EXERCISE TASK – Write the records out again exactly, leaving no images in.

DATASET RECORDS –

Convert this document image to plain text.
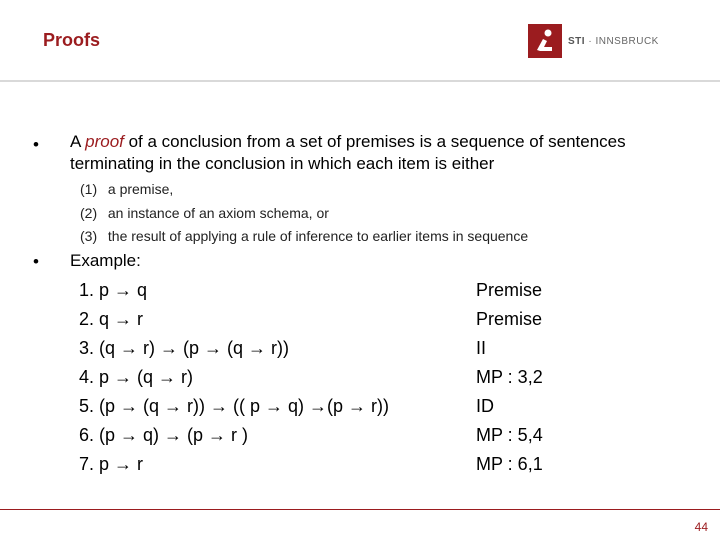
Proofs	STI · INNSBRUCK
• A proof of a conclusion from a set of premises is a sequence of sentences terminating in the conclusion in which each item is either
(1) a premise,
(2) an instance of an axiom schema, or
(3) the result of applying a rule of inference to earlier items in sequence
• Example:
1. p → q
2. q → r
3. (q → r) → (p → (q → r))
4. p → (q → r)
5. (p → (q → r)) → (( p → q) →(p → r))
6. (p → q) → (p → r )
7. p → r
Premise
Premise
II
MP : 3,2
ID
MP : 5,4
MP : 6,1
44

TASK OUTPUT –
Convert this document image to plain text.
Proofs	STI · INNSBRUCK
• A proof of a conclusion from a set of premises is a sequence of sentences terminating in the conclusion in which each item is either
(1) a premise,
(2) an instance of an axiom schema, or
(3) the result of applying a rule of inference to earlier items in sequence
• Example:
1. p → q
2. q → r
3. (q → r) → (p → (q → r))
4. p → (q → r)
5. (p → (q → r)) → (( p → q) →(p → r))
6. (p → q) → (p → r )
7. p → r
Premise
Premise
II
MP : 3,2
ID
MP : 5,4
MP : 6,1
44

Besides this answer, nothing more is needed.